## KUTIPAN SUMBER
==================================================

Sa’id
bin Zaid bin Amru bin Nufail bin Abdul Uzza bin Riyah bin Abdullah bin Qurth
bin Razah bin Adi bin Ka’ab bin Lu’ay bin Ghalib bin Fihr bin Malik bin
An-Nadhr bin Kinanah Al-Qurasyi Al-Adawi Al-Makki Al-Madani.
Nasabnya
bertemu dengan nasab Rasulullah Shallallahu Alaihi wa Sallam pada Ka’ab
bin Lu’ay, dia berasal dari Bani Adi, kerabat dari Umar bin
Khattab, dan
nasab mereka bertemu pada Nufail. Jadi Umar adalah anak dari paman ayahnya.
Sa’id
dijuluki Abu Al-A’war. Namun dari sekian banyak anaknya, tidak diketahui ada
yang bernama tersebut (Al-A’war). Dia berperawakan tinggi besar dan memiliki
banyak bulu ditubuhnya, dalam hal ini ia menyerupai Umar.
Benih-benih
kebahagiaan telah mulai disemai ketika ayahnya memberinya nama Sa’id
(Kebahagiaan), dan setiap manusia mempunyai keberuntungannya masing-masing
dengan namanya. Dan sejarah pun telah menyimpan banyak peristiwa dan
perbuatannyaa yang menjamin kebahagiaannyaa di dunia dan akhirat.
Begitu
fajar risalah mulai terbit, Rasulullah Shallallahu’alaihi wa Sallam
menyampaikan dakwahnya, dan Sa’id mendengar tentangnya, ia segera mendatangi
Nabi Shallallahu’alaihi wa Sallam dan menyatakan keislamannya di hadapan
beliau. Dengan demikian ia turut bergabung dalam kafilah pertama yang mengemban
dakwah dan menyeru kepada kebenaran dan kebaikan.
Keislaman
Sa’id merupakan keislaman yang didasari oleh pendidikan yang baik, akal yang
cemerlang, dan hati yang terang.

==================================================

## YANG DIMINTA
[1] Jawab pertanyaan berikut berdasarkan teks tentang Sa’id bin Zaid:
(a) Pada siapa nasab Sa’id bertemu dengan nasab Rasulullah Shallallahu Alaihi wa Sallam?
(b) Apa julukan Sa’id?
(c) Apa arti nama Sa’id menurut teks?
[2] Teruskan teks tentang Sa’id bin Zaid mulai setelah kalimat terakhirnya.

==================================================

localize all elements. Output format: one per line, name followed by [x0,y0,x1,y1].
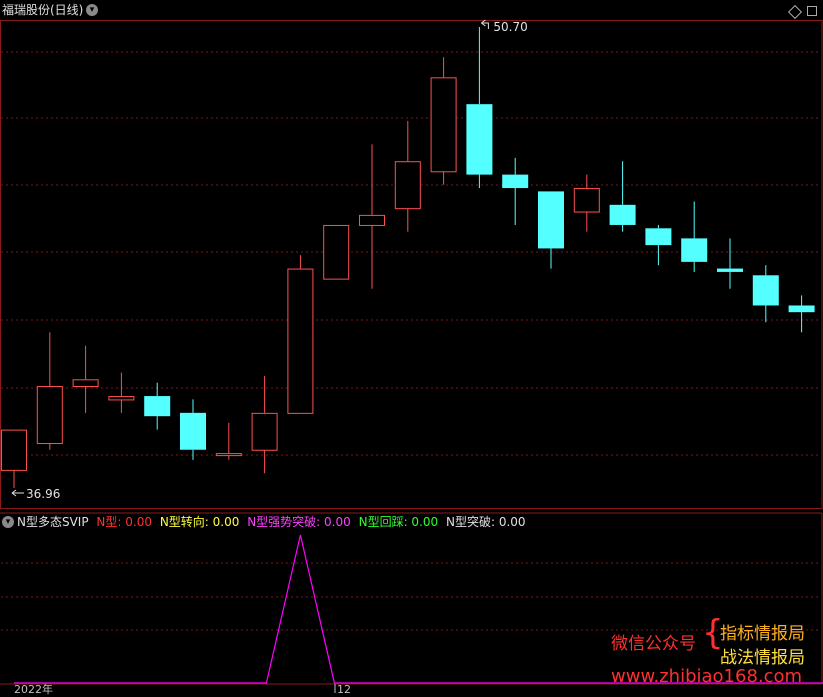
candle-body-up [573,188,600,213]
max-price-label: 50.70 [493,20,527,34]
candle-body-down [788,305,815,313]
chart-title: 福瑞股份(日线) [2,3,84,17]
watermark-line2: 战法情报局 [720,648,805,668]
candle-body-down [144,396,171,417]
candle-body-up [72,379,99,388]
max-price-arrow [481,19,489,29]
candle-body-up [323,224,350,280]
candle-body-up [1,429,27,471]
watermark-line1: 指标情报局 [720,624,805,644]
candle-body-up [359,214,385,226]
chart-canvas: 50.70 36.96 [0,19,823,693]
indicator-value-turn: N型转向: 0.00 [159,515,240,529]
candle-body-down [502,174,529,189]
indicator-line [14,534,823,684]
axis-month-label: 12 [337,683,351,696]
axis-year-label: 2022年 [14,683,53,696]
indicator-value-n: N型: 0.00 [96,515,152,529]
indicator-value-pullback: N型回踩: 0.00 [358,515,439,529]
chevron-down-icon[interactable]: ▾ [86,4,98,16]
indicator-value-break: N型突破: 0.00 [445,515,526,529]
watermark-account: 微信公众号 [611,634,696,654]
price-panel-border [0,20,823,509]
candle-body-down [752,275,779,306]
candle-body-down [180,412,206,450]
candle-body-up [215,453,242,457]
min-price-label: 36.96 [26,487,60,501]
indicator-value-strong: N型强势突破: 0.00 [247,515,351,529]
candle-body-down [609,204,636,225]
min-price-arrow [11,489,24,497]
candle-body-up [430,77,457,173]
watermark-url: www.zhibiao168.com [611,666,803,687]
candle-body-down [645,228,672,246]
square-icon[interactable] [807,6,817,16]
candle-body-up [394,161,421,210]
candle-body-down [681,238,708,262]
indicator-header: N型多态SVIP N型: 0.00 N型转向: 0.00 N型强势突破: 0.0… [17,515,530,529]
candle-body-down [466,104,493,175]
indicator-name: N型多态SVIP [17,515,89,529]
candle-body-up [108,396,135,401]
candle-body-down [717,268,743,272]
candle-body-down [538,191,564,249]
indicator-menu-icon[interactable]: ▾ [2,516,14,528]
candle-body-up [251,412,278,451]
candle-body-up [287,268,314,414]
candle-body-up [36,386,63,445]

==================================================

## HASIL TIAP TUGAS
[1]
(a) Pada Ka’ab bin Lu’ay.
(b) Abu Al-A’war.
(c) Kebahagiaan.

[2]
Adapun
pendidikan adalah ia tumbuh dalam asuhan Zaid bin Amru bin Nufail, seorang
laki-laki bijaksana yang mengikuti agama Ibrahim yang lurus, meninggalkan
berhala-berhala Quraisy, dan menolak agama nasrani dan yahudi yang telah
diselewengkan.
Adapun
akal yang cemerlang adalah karena ia telah mengetahui dan menyaksikan sendiri
kemuliaan akhlak Nabi Muhammad Shallallahu’alaihi wa Sallamm, juga
keindahan pekertinya dan kedudukannya yang terhormat di kaumnya. Kemudian ia
menggunakan kecerdasannya untuk menganalisa dakwah dan pokok-pokok ajaran
beliau, lalu membandingkannya dengan apa yang telah dicari dan ditunggu-tunggu
ayahnya sejak lama, dan ia pun menemukan kebenaran di sana.
Ia pun
tidak ragu lagi untuk menyambut dan mengulurkan tangan kanannya memegang tangan
kanan Rasulullah Shallallahu’alaihi wa Sallam, berserah diri kepada
agamanya, menyatakan keimanan kepada risalahnya, dan turut membela dakwahnya.
Sedangkan
hati yang terang yaitu ketenangan hati yang ia dapatkan di dalam Islam yang
berdiri di atas sikap mentauhidkan Dzat Yang Maha Tinggi. Juga apa yang ia
rasakan dalam jiwanya, yang menuntaskan dahaga kerinduannya, dibanding dengan
tuhan-tuhan yang terbuat dari batu dan tanah!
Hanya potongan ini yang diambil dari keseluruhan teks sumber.